[Dataset entries]
-- Start --
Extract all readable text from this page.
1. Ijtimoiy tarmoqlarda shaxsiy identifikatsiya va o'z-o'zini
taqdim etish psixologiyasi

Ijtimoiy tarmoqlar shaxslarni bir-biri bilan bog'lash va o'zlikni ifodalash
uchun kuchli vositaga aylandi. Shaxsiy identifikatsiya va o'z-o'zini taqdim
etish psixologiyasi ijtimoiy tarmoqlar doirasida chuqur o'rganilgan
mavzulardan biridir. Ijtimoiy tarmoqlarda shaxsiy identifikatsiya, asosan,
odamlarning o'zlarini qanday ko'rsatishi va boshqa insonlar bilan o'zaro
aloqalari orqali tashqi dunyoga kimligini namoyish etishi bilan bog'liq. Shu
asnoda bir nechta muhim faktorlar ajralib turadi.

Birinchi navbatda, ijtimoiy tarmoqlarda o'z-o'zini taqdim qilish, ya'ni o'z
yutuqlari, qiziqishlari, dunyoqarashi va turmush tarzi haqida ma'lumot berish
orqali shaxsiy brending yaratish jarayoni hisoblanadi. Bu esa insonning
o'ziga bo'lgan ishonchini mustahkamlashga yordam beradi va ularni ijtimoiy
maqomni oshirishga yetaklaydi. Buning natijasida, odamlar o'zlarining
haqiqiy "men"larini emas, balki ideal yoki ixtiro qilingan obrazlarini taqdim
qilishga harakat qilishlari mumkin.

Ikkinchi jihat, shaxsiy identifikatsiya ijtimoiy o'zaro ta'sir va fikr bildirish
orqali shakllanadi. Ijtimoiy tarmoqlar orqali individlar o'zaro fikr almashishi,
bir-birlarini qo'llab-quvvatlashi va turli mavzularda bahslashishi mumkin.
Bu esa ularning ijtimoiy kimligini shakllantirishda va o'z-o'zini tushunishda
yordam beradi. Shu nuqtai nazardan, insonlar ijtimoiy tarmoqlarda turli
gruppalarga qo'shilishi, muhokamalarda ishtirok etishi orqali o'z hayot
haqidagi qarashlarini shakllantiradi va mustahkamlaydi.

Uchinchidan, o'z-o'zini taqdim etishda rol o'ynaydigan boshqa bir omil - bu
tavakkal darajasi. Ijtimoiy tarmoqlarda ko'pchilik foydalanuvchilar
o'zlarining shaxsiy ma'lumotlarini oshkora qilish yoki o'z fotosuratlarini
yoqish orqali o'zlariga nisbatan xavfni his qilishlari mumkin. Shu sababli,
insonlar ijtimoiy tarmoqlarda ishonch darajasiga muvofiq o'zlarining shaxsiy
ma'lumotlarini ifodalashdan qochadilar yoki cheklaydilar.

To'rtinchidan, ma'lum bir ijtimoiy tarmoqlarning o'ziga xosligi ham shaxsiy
-- End --
Look through the entries above and report each line where the string "bilan" occurs.

> **Worked solution**:
Ijtimoiy tarmoqlar shaxslarni bir-biri bilan bog'lash va o'zlikni ifodalash
odamlarning o'zlarini qanday ko'rsatishi va boshqa insonlar bilan o'zaro
aloqalari orqali tashqi dunyoga kimligini namoyish etishi bilan bog'liq. Shu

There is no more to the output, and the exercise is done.